- [Provided data]
>> begin

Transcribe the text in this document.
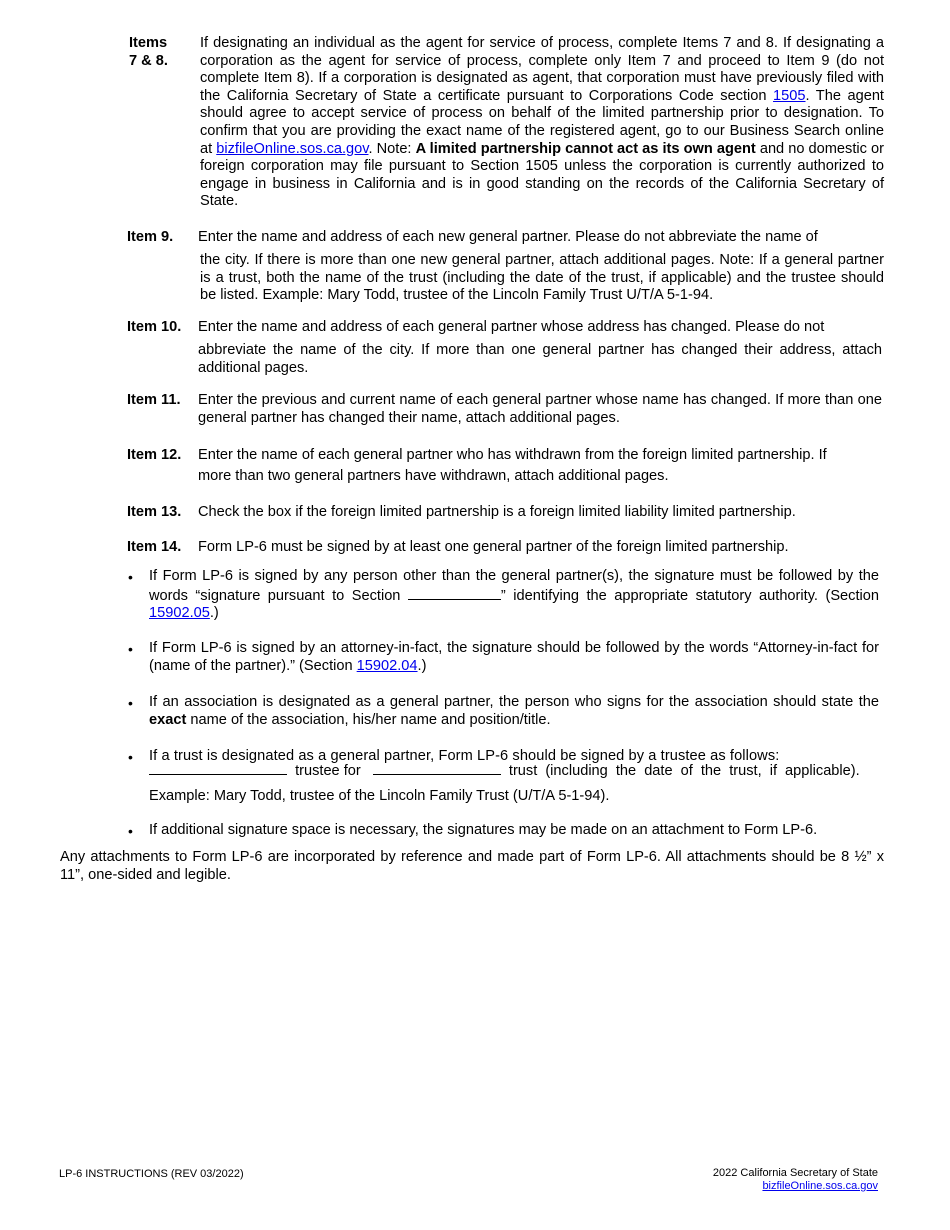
Items
7 & 8.
If designating an individual as the agent for service of process, complete Items 7 and 8. If designating a corporation as the agent for service of process, complete only Item 7 and proceed to Item 9 (do not complete Item 8). If a corporation is designated as agent, that corporation must have previously filed with the California Secretary of State a certificate pursuant to Corporations Code section 1505. The agent should agree to accept service of process on behalf of the limited partnership prior to designation. To confirm that you are providing the exact name of the registered agent, go to our Business Search online at bizfileOnline.sos.ca.gov. Note: A limited partnership cannot act as its own agent and no domestic or foreign corporation may file pursuant to Section 1505 unless the corporation is currently authorized to engage in business in California and is in good standing on the records of the California Secretary of State.
Item 9. Enter the name and address of each new general partner. Please do not abbreviate the name of
the city. If there is more than one new general partner, attach additional pages. Note: If a general partner is a trust, both the name of the trust (including the date of the trust, if applicable) and the trustee should be listed. Example: Mary Todd, trustee of the Lincoln Family Trust U/T/A 5-1-94.
Item 10. Enter the name and address of each general partner whose address has changed. Please do not
abbreviate the name of the city. If more than one general partner has changed their address, attach additional pages.
Item 11. Enter the previous and current name of each general partner whose name has changed. If more than one general partner has changed their name, attach additional pages.
Item 12. Enter the name of each general partner who has withdrawn from the foreign limited partnership. If
more than two general partners have withdrawn, attach additional pages.
Item 13. Check the box if the foreign limited partnership is a foreign limited liability limited partnership.
Item 14. Form LP-6 must be signed by at least one general partner of the foreign limited partnership.
• If Form LP-6 is signed by any person other than the general partner(s), the signature must be followed by the words “signature pursuant to Section	” identifying the appropriate statutory authority. (Section 15902.05.)
• If Form LP-6 is signed by an attorney-in-fact, the signature should be followed by the words “Attorney-in-fact for (name of the partner).” (Section 15902.04.)
• If an association is designated as a general partner, the person who signs for the association should state the exact name of the association, his/her name and position/title.
• If a trust is designated as a general partner, Form LP-6 should be signed by a trustee as follows:
trustee for	trust (including the date of the trust, if applicable).
Example: Mary Todd, trustee of the Lincoln Family Trust (U/T/A 5-1-94).
• If additional signature space is necessary, the signatures may be made on an attachment to Form LP-6.
Any attachments to Form LP-6 are incorporated by reference and made part of Form LP-6. All attachments should be 8 ½” x 11”, one-sided and legible.
LP-6 INSTRUCTIONS (REV 03/2022)	2022 California Secretary of State
bizfileOnline.sos.ca.gov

>> end

- [What the task requires]
Leave out the pictures and repeat everything else in the records exactly.

- [Finished exercise]
Transcribe the text in this document.
Items
7 & 8.
If designating an individual as the agent for service of process, complete Items 7 and 8. If designating a corporation as the agent for service of process, complete only Item 7 and proceed to Item 9 (do not complete Item 8). If a corporation is designated as agent, that corporation must have previously filed with the California Secretary of State a certificate pursuant to Corporations Code section 1505. The agent should agree to accept service of process on behalf of the limited partnership prior to designation. To confirm that you are providing the exact name of the registered agent, go to our Business Search online at bizfileOnline.sos.ca.gov. Note: A limited partnership cannot act as its own agent and no domestic or foreign corporation may file pursuant to Section 1505 unless the corporation is currently authorized to engage in business in California and is in good standing on the records of the California Secretary of State.
Item 9. Enter the name and address of each new general partner. Please do not abbreviate the name of
the city. If there is more than one new general partner, attach additional pages. Note: If a general partner is a trust, both the name of the trust (including the date of the trust, if applicable) and the trustee should be listed. Example: Mary Todd, trustee of the Lincoln Family Trust U/T/A 5-1-94.
Item 10. Enter the name and address of each general partner whose address has changed. Please do not
abbreviate the name of the city. If more than one general partner has changed their address, attach additional pages.
Item 11. Enter the previous and current name of each general partner whose name has changed. If more than one general partner has changed their name, attach additional pages.
Item 12. Enter the name of each general partner who has withdrawn from the foreign limited partnership. If
more than two general partners have withdrawn, attach additional pages.
Item 13. Check the box if the foreign limited partnership is a foreign limited liability limited partnership.
Item 14. Form LP-6 must be signed by at least one general partner of the foreign limited partnership.
• If Form LP-6 is signed by any person other than the general partner(s), the signature must be followed by the words “signature pursuant to Section	” identifying the appropriate statutory authority. (Section 15902.05.)
• If Form LP-6 is signed by an attorney-in-fact, the signature should be followed by the words “Attorney-in-fact for (name of the partner).” (Section 15902.04.)
• If an association is designated as a general partner, the person who signs for the association should state the exact name of the association, his/her name and position/title.
• If a trust is designated as a general partner, Form LP-6 should be signed by a trustee as follows:
trustee for	trust (including the date of the trust, if applicable).
Example: Mary Todd, trustee of the Lincoln Family Trust (U/T/A 5-1-94).
• If additional signature space is necessary, the signatures may be made on an attachment to Form LP-6.
Any attachments to Form LP-6 are incorporated by reference and made part of Form LP-6. All attachments should be 8 ½” x 11”, one-sided and legible.
LP-6 INSTRUCTIONS (REV 03/2022)	2022 California Secretary of State
bizfileOnline.sos.ca.gov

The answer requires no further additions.